Start of Provided data

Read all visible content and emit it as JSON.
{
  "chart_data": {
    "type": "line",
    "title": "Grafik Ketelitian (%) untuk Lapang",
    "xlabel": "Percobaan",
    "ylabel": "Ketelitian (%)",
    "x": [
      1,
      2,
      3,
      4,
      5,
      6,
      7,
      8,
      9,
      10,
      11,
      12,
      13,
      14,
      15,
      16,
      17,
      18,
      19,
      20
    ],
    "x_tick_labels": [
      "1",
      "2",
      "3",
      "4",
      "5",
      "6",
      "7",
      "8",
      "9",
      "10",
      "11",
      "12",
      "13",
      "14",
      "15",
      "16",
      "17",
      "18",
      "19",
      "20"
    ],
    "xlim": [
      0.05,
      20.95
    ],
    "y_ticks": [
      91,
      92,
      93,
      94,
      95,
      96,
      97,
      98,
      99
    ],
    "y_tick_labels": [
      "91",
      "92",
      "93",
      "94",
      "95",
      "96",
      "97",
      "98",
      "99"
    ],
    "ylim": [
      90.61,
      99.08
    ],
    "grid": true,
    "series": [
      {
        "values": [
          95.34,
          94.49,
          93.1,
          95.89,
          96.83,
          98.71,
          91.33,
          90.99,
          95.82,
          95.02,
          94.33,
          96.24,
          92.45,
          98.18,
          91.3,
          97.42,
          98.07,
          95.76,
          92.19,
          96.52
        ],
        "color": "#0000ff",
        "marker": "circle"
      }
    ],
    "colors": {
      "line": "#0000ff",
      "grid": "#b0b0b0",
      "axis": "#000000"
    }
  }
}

End of Provided data

### Stated exercise
Return all of the data word for word.

### Solution below
Read all visible content and emit it as JSON.
{
  "chart_data": {
    "type": "line",
    "title": "Grafik Ketelitian (%) untuk Lapang",
    "xlabel": "Percobaan",
    "ylabel": "Ketelitian (%)",
    "x": [
      1,
      2,
      3,
      4,
      5,
      6,
      7,
      8,
      9,
      10,
      11,
      12,
      13,
      14,
      15,
      16,
      17,
      18,
      19,
      20
    ],
    "x_tick_labels": [
      "1",
      "2",
      "3",
      "4",
      "5",
      "6",
      "7",
      "8",
      "9",
      "10",
      "11",
      "12",
      "13",
      "14",
      "15",
      "16",
      "17",
      "18",
      "19",
      "20"
    ],
    "xlim": [
      0.05,
      20.95
    ],
    "y_ticks": [
      91,
      92,
      93,
      94,
      95,
      96,
      97,
      98,
      99
    ],
    "y_tick_labels": [
      "91",
      "92",
      "93",
      "94",
      "95",
      "96",
      "97",
      "98",
      "99"
    ],
    "ylim": [
      90.61,
      99.08
    ],
    "grid": true,
    "series": [
      {
        "values": [
          95.34,
          94.49,
          93.1,
          95.89,
          96.83,
          98.71,
          91.33,
          90.99,
          95.82,
          95.02,
          94.33,
          96.24,
          92.45,
          98.18,
          91.3,
          97.42,
          98.07,
          95.76,
          92.19,
          96.52
        ],
        "color": "#0000ff",
        "marker": "circle"
      }
    ],
    "colors": {
      "line": "#0000ff",
      "grid": "#b0b0b0",
      "axis": "#000000"
    }
  }
}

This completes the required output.